RECORDS PROVIDED:
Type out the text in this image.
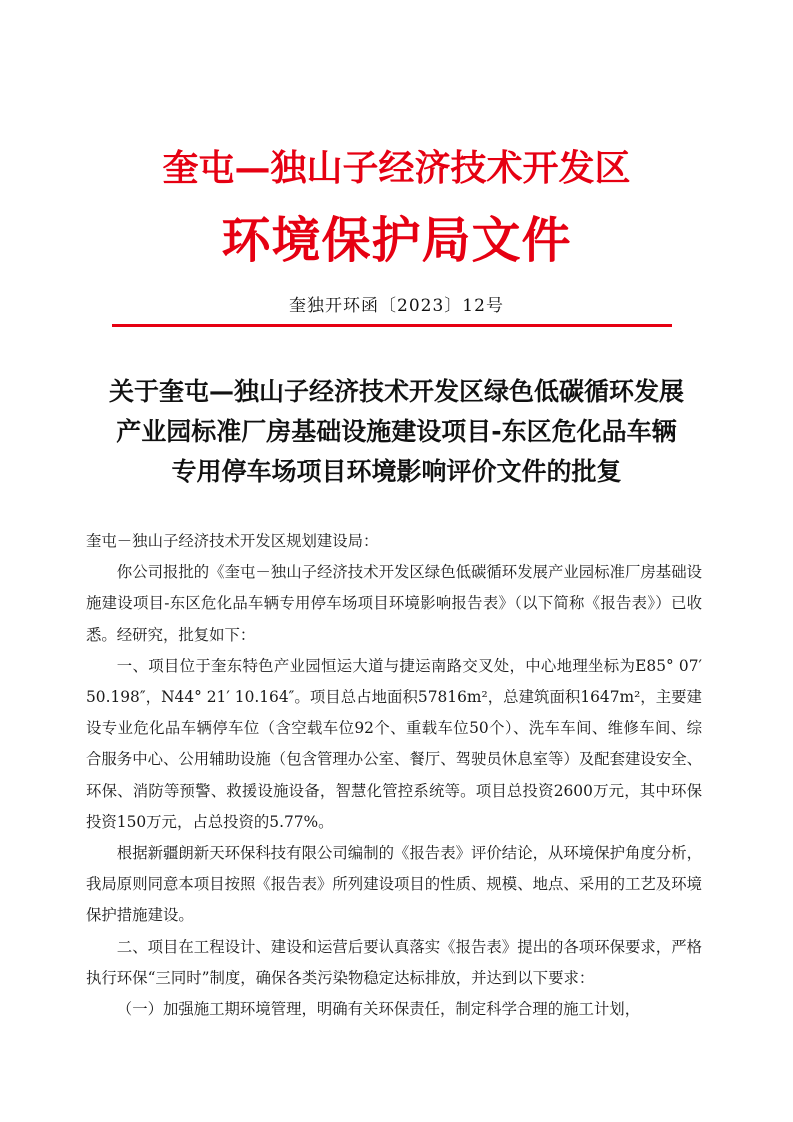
奎屯—独山子经济技术开发区
环境保护局文件
奎独开环函〔2023〕12号
关于奎屯—独山子经济技术开发区绿色低碳循环发展
产业园标准厂房基础设施建设项目-东区危化品车辆
专用停车场项目环境影响评价文件的批复

奎屯－独山子经济技术开发区规划建设局：

你公司报批的《奎屯－独山子经济技术开发区绿色低碳循环发展产业园标准厂房基础设施建设项目-东区危化品车辆专用停车场项目环境影响报告表》（以下简称《报告表》）已收悉。经研究，批复如下：

一、项目位于奎东特色产业园恒运大道与捷运南路交叉处，中心地理坐标为E85° 07′ 50.198″，N44° 21′ 10.164″。项目总占地面积57816m²，总建筑面积1647m²，主要建设专业危化品车辆停车位（含空载车位92个、重载车位50个）、洗车车间、维修车间、综合服务中心、公用辅助设施（包含管理办公室、餐厅、驾驶员休息室等）及配套建设安全、环保、消防等预警、救援设施设备，智慧化管控系统等。项目总投资2600万元，其中环保投资150万元，占总投资的5.77%。

根据新疆朗新天环保科技有限公司编制的《报告表》评价结论，从环境保护角度分析，我局原则同意本项目按照《报告表》所列建设项目的性质、规模、地点、采用的工艺及环境保护措施建设。

二、项目在工程设计、建设和运营后要认真落实《报告表》提出的各项环保要求，严格执行环保“三同时”制度，确保各类污染物稳定达标排放，并达到以下要求：

（一）加强施工期环境管理，明确有关环保责任，制定科学合理的施工计划，
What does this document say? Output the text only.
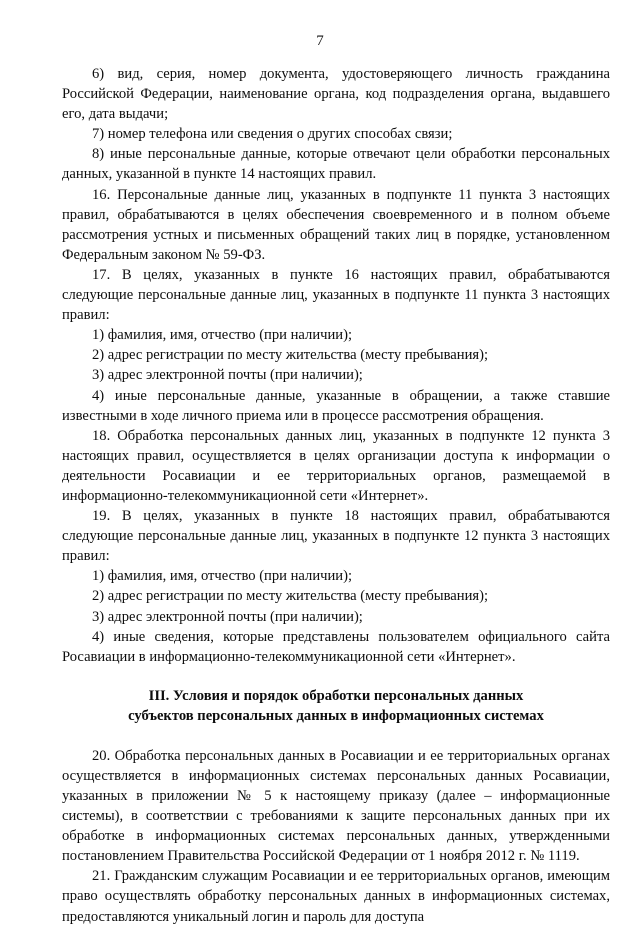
7

6) вид, серия, номер документа, удостоверяющего личность гражданина Российской Федерации, наименование органа, код подразделения органа, выдавшего его, дата выдачи;

7) номер телефона или сведения о других способах связи;

8) иные персональные данные, которые отвечают цели обработки персональных данных, указанной в пункте 14 настоящих правил.

16. Персональные данные лиц, указанных в подпункте 11 пункта 3 настоящих правил, обрабатываются в целях обеспечения своевременного и в полном объеме рассмотрения устных и письменных обращений таких лиц в порядке, установленном Федеральным законом № 59-ФЗ.

17. В целях, указанных в пункте 16 настоящих правил, обрабатываются следующие персональные данные лиц, указанных в подпункте 11 пункта 3 настоящих правил:

1) фамилия, имя, отчество (при наличии);

2) адрес регистрации по месту жительства (месту пребывания);

3) адрес электронной почты (при наличии);

4) иные персональные данные, указанные в обращении, а также ставшие известными в ходе личного приема или в процессе рассмотрения обращения.

18. Обработка персональных данных лиц, указанных в подпункте 12 пункта 3 настоящих правил, осуществляется в целях организации доступа к информации о деятельности Росавиации и ее территориальных органов, размещаемой в информационно-телекоммуникационной сети «Интернет».

19. В целях, указанных в пункте 18 настоящих правил, обрабатываются следующие персональные данные лиц, указанных в подпункте 12 пункта 3 настоящих правил:

1) фамилия, имя, отчество (при наличии);

2) адрес регистрации по месту жительства (месту пребывания);

3) адрес электронной почты (при наличии);

4) иные сведения, которые представлены пользователем официального сайта Росавиации в информационно-телекоммуникационной сети «Интернет».

III. Условия и порядок обработки персональных данных
субъектов персональных данных в информационных системах

20. Обработка персональных данных в Росавиации и ее территориальных органах осуществляется в информационных системах персональных данных Росавиации, указанных в приложении № 5 к настоящему приказу (далее – информационные системы), в соответствии с требованиями к защите персональных данных при их обработке в информационных системах персональных данных, утвержденными постановлением Правительства Российской Федерации от 1 ноября 2012 г. № 1119.

21. Гражданским служащим Росавиации и ее территориальных органов, имеющим право осуществлять обработку персональных данных в информационных системах, предоставляются уникальный логин и пароль для доступа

SHORT PROBLEM: The records shown above are to be repeated exactly, with the pictures left out.

CORRECT OUTPUT:
Type out the text in this image.
奎屯—独山子经济技术开发区
环境保护局文件
奎独开环函〔2023〕12号
关于奎屯—独山子经济技术开发区绿色低碳循环发展
产业园标准厂房基础设施建设项目-东区危化品车辆
专用停车场项目环境影响评价文件的批复

奎屯－独山子经济技术开发区规划建设局：

你公司报批的《奎屯－独山子经济技术开发区绿色低碳循环发展产业园标准厂房基础设施建设项目-东区危化品车辆专用停车场项目环境影响报告表》（以下简称《报告表》）已收悉。经研究，批复如下：

一、项目位于奎东特色产业园恒运大道与捷运南路交叉处，中心地理坐标为E85° 07′ 50.198″，N44° 21′ 10.164″。项目总占地面积57816m²，总建筑面积1647m²，主要建设专业危化品车辆停车位（含空载车位92个、重载车位50个）、洗车车间、维修车间、综合服务中心、公用辅助设施（包含管理办公室、餐厅、驾驶员休息室等）及配套建设安全、环保、消防等预警、救援设施设备，智慧化管控系统等。项目总投资2600万元，其中环保投资150万元，占总投资的5.77%。

根据新疆朗新天环保科技有限公司编制的《报告表》评价结论，从环境保护角度分析，我局原则同意本项目按照《报告表》所列建设项目的性质、规模、地点、采用的工艺及环境保护措施建设。

二、项目在工程设计、建设和运营后要认真落实《报告表》提出的各项环保要求，严格执行环保“三同时”制度，确保各类污染物稳定达标排放，并达到以下要求：

（一）加强施工期环境管理，明确有关环保责任，制定科学合理的施工计划，
What does this document say? Output the text only.
7

6) вид, серия, номер документа, удостоверяющего личность гражданина Российской Федерации, наименование органа, код подразделения органа, выдавшего его, дата выдачи;

7) номер телефона или сведения о других способах связи;

8) иные персональные данные, которые отвечают цели обработки персональных данных, указанной в пункте 14 настоящих правил.

16. Персональные данные лиц, указанных в подпункте 11 пункта 3 настоящих правил, обрабатываются в целях обеспечения своевременного и в полном объеме рассмотрения устных и письменных обращений таких лиц в порядке, установленном Федеральным законом № 59-ФЗ.

17. В целях, указанных в пункте 16 настоящих правил, обрабатываются следующие персональные данные лиц, указанных в подпункте 11 пункта 3 настоящих правил:

1) фамилия, имя, отчество (при наличии);

2) адрес регистрации по месту жительства (месту пребывания);

3) адрес электронной почты (при наличии);

4) иные персональные данные, указанные в обращении, а также ставшие известными в ходе личного приема или в процессе рассмотрения обращения.

18. Обработка персональных данных лиц, указанных в подпункте 12 пункта 3 настоящих правил, осуществляется в целях организации доступа к информации о деятельности Росавиации и ее территориальных органов, размещаемой в информационно-телекоммуникационной сети «Интернет».

19. В целях, указанных в пункте 18 настоящих правил, обрабатываются следующие персональные данные лиц, указанных в подпункте 12 пункта 3 настоящих правил:

1) фамилия, имя, отчество (при наличии);

2) адрес регистрации по месту жительства (месту пребывания);

3) адрес электронной почты (при наличии);

4) иные сведения, которые представлены пользователем официального сайта Росавиации в информационно-телекоммуникационной сети «Интернет».

III. Условия и порядок обработки персональных данных
субъектов персональных данных в информационных системах

20. Обработка персональных данных в Росавиации и ее территориальных органах осуществляется в информационных системах персональных данных Росавиации, указанных в приложении № 5 к настоящему приказу (далее – информационные системы), в соответствии с требованиями к защите персональных данных при их обработке в информационных системах персональных данных, утвержденными постановлением Правительства Российской Федерации от 1 ноября 2012 г. № 1119.

21. Гражданским служащим Росавиации и ее территориальных органов, имеющим право осуществлять обработку персональных данных в информационных системах, предоставляются уникальный логин и пароль для доступа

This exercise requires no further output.